* Aim of the exercise
Your task is to copy every record exactly.

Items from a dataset
┏━━

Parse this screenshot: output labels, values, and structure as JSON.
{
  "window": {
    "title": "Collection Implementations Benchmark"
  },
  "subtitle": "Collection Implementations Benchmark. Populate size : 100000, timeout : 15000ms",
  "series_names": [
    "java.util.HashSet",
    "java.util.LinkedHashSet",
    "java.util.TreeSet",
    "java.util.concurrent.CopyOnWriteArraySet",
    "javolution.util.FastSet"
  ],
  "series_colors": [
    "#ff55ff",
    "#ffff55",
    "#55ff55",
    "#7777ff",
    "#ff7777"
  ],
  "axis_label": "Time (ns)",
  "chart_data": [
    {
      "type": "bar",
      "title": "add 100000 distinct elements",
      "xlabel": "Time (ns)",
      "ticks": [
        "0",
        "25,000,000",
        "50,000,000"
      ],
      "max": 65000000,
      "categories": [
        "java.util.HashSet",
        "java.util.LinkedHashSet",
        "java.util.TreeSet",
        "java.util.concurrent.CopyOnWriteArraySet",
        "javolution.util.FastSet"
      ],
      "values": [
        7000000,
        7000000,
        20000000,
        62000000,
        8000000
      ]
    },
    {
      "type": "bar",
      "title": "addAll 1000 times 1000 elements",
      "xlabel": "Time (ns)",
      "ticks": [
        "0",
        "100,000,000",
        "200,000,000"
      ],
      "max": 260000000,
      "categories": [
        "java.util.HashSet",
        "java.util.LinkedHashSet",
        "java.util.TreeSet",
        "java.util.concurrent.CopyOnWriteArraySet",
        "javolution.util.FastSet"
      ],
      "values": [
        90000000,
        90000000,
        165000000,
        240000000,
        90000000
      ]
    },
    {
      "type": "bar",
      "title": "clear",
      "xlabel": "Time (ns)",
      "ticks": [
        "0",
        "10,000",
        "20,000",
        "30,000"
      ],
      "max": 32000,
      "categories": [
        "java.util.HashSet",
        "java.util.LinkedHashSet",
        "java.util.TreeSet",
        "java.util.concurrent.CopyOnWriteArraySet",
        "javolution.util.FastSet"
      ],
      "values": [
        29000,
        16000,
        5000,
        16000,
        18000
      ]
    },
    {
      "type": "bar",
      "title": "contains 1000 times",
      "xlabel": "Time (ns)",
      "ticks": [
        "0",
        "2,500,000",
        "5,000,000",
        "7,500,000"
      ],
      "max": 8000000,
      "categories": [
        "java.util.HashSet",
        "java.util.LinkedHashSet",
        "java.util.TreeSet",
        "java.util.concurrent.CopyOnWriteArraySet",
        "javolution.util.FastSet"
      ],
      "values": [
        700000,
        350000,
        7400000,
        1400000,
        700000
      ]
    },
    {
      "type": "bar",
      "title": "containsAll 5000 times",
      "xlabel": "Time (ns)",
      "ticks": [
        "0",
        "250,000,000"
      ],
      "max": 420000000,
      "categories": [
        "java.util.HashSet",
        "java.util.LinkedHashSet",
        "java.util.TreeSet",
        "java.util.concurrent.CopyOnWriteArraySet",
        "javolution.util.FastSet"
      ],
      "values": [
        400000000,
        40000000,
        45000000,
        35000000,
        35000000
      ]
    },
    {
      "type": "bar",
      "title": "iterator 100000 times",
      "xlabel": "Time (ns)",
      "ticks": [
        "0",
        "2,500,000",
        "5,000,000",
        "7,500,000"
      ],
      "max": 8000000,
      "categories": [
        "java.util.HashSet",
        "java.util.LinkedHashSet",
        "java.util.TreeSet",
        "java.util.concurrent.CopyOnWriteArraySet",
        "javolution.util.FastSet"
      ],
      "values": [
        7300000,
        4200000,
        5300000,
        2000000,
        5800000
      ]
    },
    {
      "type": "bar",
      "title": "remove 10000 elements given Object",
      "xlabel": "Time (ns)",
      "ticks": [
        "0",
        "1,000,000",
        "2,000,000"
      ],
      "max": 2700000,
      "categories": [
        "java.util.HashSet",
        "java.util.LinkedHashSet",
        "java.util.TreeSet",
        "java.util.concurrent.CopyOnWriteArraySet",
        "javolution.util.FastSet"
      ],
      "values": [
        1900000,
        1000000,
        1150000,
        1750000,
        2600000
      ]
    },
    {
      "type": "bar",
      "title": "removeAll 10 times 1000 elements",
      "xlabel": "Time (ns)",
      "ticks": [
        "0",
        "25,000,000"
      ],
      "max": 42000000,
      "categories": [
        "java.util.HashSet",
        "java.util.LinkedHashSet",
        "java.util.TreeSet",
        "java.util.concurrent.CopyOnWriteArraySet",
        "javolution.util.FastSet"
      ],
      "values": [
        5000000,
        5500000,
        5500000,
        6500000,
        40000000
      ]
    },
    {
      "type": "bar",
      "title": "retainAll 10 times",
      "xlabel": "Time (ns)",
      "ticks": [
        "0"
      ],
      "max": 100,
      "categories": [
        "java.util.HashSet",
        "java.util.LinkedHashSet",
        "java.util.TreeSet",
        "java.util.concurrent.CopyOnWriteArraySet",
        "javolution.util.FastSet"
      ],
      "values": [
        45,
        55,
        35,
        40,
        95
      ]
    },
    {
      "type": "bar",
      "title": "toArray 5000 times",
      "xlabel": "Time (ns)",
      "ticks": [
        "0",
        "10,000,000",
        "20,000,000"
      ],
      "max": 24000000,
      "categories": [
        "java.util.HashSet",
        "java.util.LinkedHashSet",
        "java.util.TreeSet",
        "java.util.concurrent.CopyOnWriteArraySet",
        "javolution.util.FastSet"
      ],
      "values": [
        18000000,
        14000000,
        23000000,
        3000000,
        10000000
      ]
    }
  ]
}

┗━━

* Problem solution
Parse this screenshot: output labels, values, and structure as JSON.
{
  "window": {
    "title": "Collection Implementations Benchmark"
  },
  "subtitle": "Collection Implementations Benchmark. Populate size : 100000, timeout : 15000ms",
  "series_names": [
    "java.util.HashSet",
    "java.util.LinkedHashSet",
    "java.util.TreeSet",
    "java.util.concurrent.CopyOnWriteArraySet",
    "javolution.util.FastSet"
  ],
  "series_colors": [
    "#ff55ff",
    "#ffff55",
    "#55ff55",
    "#7777ff",
    "#ff7777"
  ],
  "axis_label": "Time (ns)",
  "chart_data": [
    {
      "type": "bar",
      "title": "add 100000 distinct elements",
      "xlabel": "Time (ns)",
      "ticks": [
        "0",
        "25,000,000",
        "50,000,000"
      ],
      "max": 65000000,
      "categories": [
        "java.util.HashSet",
        "java.util.LinkedHashSet",
        "java.util.TreeSet",
        "java.util.concurrent.CopyOnWriteArraySet",
        "javolution.util.FastSet"
      ],
      "values": [
        7000000,
        7000000,
        20000000,
        62000000,
        8000000
      ]
    },
    {
      "type": "bar",
      "title": "addAll 1000 times 1000 elements",
      "xlabel": "Time (ns)",
      "ticks": [
        "0",
        "100,000,000",
        "200,000,000"
      ],
      "max": 260000000,
      "categories": [
        "java.util.HashSet",
        "java.util.LinkedHashSet",
        "java.util.TreeSet",
        "java.util.concurrent.CopyOnWriteArraySet",
        "javolution.util.FastSet"
      ],
      "values": [
        90000000,
        90000000,
        165000000,
        240000000,
        90000000
      ]
    },
    {
      "type": "bar",
      "title": "clear",
      "xlabel": "Time (ns)",
      "ticks": [
        "0",
        "10,000",
        "20,000",
        "30,000"
      ],
      "max": 32000,
      "categories": [
        "java.util.HashSet",
        "java.util.LinkedHashSet",
        "java.util.TreeSet",
        "java.util.concurrent.CopyOnWriteArraySet",
        "javolution.util.FastSet"
      ],
      "values": [
        29000,
        16000,
        5000,
        16000,
        18000
      ]
    },
    {
      "type": "bar",
      "title": "contains 1000 times",
      "xlabel": "Time (ns)",
      "ticks": [
        "0",
        "2,500,000",
        "5,000,000",
        "7,500,000"
      ],
      "max": 8000000,
      "categories": [
        "java.util.HashSet",
        "java.util.LinkedHashSet",
        "java.util.TreeSet",
        "java.util.concurrent.CopyOnWriteArraySet",
        "javolution.util.FastSet"
      ],
      "values": [
        700000,
        350000,
        7400000,
        1400000,
        700000
      ]
    },
    {
      "type": "bar",
      "title": "containsAll 5000 times",
      "xlabel": "Time (ns)",
      "ticks": [
        "0",
        "250,000,000"
      ],
      "max": 420000000,
      "categories": [
        "java.util.HashSet",
        "java.util.LinkedHashSet",
        "java.util.TreeSet",
        "java.util.concurrent.CopyOnWriteArraySet",
        "javolution.util.FastSet"
      ],
      "values": [
        400000000,
        40000000,
        45000000,
        35000000,
        35000000
      ]
    },
    {
      "type": "bar",
      "title": "iterator 100000 times",
      "xlabel": "Time (ns)",
      "ticks": [
        "0",
        "2,500,000",
        "5,000,000",
        "7,500,000"
      ],
      "max": 8000000,
      "categories": [
        "java.util.HashSet",
        "java.util.LinkedHashSet",
        "java.util.TreeSet",
        "java.util.concurrent.CopyOnWriteArraySet",
        "javolution.util.FastSet"
      ],
      "values": [
        7300000,
        4200000,
        5300000,
        2000000,
        5800000
      ]
    },
    {
      "type": "bar",
      "title": "remove 10000 elements given Object",
      "xlabel": "Time (ns)",
      "ticks": [
        "0",
        "1,000,000",
        "2,000,000"
      ],
      "max": 2700000,
      "categories": [
        "java.util.HashSet",
        "java.util.LinkedHashSet",
        "java.util.TreeSet",
        "java.util.concurrent.CopyOnWriteArraySet",
        "javolution.util.FastSet"
      ],
      "values": [
        1900000,
        1000000,
        1150000,
        1750000,
        2600000
      ]
    },
    {
      "type": "bar",
      "title": "removeAll 10 times 1000 elements",
      "xlabel": "Time (ns)",
      "ticks": [
        "0",
        "25,000,000"
      ],
      "max": 42000000,
      "categories": [
        "java.util.HashSet",
        "java.util.LinkedHashSet",
        "java.util.TreeSet",
        "java.util.concurrent.CopyOnWriteArraySet",
        "javolution.util.FastSet"
      ],
      "values": [
        5000000,
        5500000,
        5500000,
        6500000,
        40000000
      ]
    },
    {
      "type": "bar",
      "title": "retainAll 10 times",
      "xlabel": "Time (ns)",
      "ticks": [
        "0"
      ],
      "max": 100,
      "categories": [
        "java.util.HashSet",
        "java.util.LinkedHashSet",
        "java.util.TreeSet",
        "java.util.concurrent.CopyOnWriteArraySet",
        "javolution.util.FastSet"
      ],
      "values": [
        45,
        55,
        35,
        40,
        95
      ]
    },
    {
      "type": "bar",
      "title": "toArray 5000 times",
      "xlabel": "Time (ns)",
      "ticks": [
        "0",
        "10,000,000",
        "20,000,000"
      ],
      "max": 24000000,
      "categories": [
        "java.util.HashSet",
        "java.util.LinkedHashSet",
        "java.util.TreeSet",
        "java.util.concurrent.CopyOnWriteArraySet",
        "javolution.util.FastSet"
      ],
      "values": [
        18000000,
        14000000,
        23000000,
        3000000,
        10000000
      ]
    }
  ]
}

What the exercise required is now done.